**Set problem**
Filter the records below and copy every line containing the word "beta".

----

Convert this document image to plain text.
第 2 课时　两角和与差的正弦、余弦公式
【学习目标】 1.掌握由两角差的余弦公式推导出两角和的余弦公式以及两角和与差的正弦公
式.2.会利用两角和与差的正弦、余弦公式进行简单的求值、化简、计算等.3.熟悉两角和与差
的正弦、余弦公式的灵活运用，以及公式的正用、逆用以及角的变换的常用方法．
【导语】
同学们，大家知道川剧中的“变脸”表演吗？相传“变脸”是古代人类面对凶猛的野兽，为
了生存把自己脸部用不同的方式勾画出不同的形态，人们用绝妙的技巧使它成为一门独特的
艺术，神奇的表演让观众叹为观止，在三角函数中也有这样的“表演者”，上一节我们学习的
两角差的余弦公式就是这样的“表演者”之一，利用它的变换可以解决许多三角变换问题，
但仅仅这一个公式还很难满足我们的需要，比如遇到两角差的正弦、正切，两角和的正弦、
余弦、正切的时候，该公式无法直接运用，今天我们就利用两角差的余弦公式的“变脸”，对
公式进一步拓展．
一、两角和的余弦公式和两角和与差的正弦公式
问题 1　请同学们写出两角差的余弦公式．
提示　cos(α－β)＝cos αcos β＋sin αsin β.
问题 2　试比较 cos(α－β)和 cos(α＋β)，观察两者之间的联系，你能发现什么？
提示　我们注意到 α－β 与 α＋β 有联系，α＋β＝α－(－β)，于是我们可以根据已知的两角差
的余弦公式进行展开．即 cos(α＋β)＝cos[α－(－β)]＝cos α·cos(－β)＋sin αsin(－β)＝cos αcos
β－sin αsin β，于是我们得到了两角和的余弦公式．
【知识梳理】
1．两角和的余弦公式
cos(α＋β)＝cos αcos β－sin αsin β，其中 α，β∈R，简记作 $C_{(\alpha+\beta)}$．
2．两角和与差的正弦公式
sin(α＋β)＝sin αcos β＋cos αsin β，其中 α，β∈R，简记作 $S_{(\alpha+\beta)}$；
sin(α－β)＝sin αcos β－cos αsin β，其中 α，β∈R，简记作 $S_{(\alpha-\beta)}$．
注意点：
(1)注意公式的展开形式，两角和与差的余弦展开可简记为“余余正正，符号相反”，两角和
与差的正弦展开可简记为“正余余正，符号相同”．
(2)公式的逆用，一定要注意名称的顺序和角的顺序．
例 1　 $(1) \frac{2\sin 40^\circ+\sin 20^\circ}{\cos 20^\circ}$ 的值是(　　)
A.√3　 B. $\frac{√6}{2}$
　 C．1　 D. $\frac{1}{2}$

----

**Problem solution**
cos(α＋β)＝cos αcos β－sin αsin β，其中 α，β∈R，简记作 $C_{(\alpha+\beta)}$．
sin(α＋β)＝sin αcos β＋cos αsin β，其中 α，β∈R，简记作 $S_{(\alpha+\beta)}$；
sin(α－β)＝sin αcos β－cos αsin β，其中 α，β∈R，简记作 $S_{(\alpha-\beta)}$．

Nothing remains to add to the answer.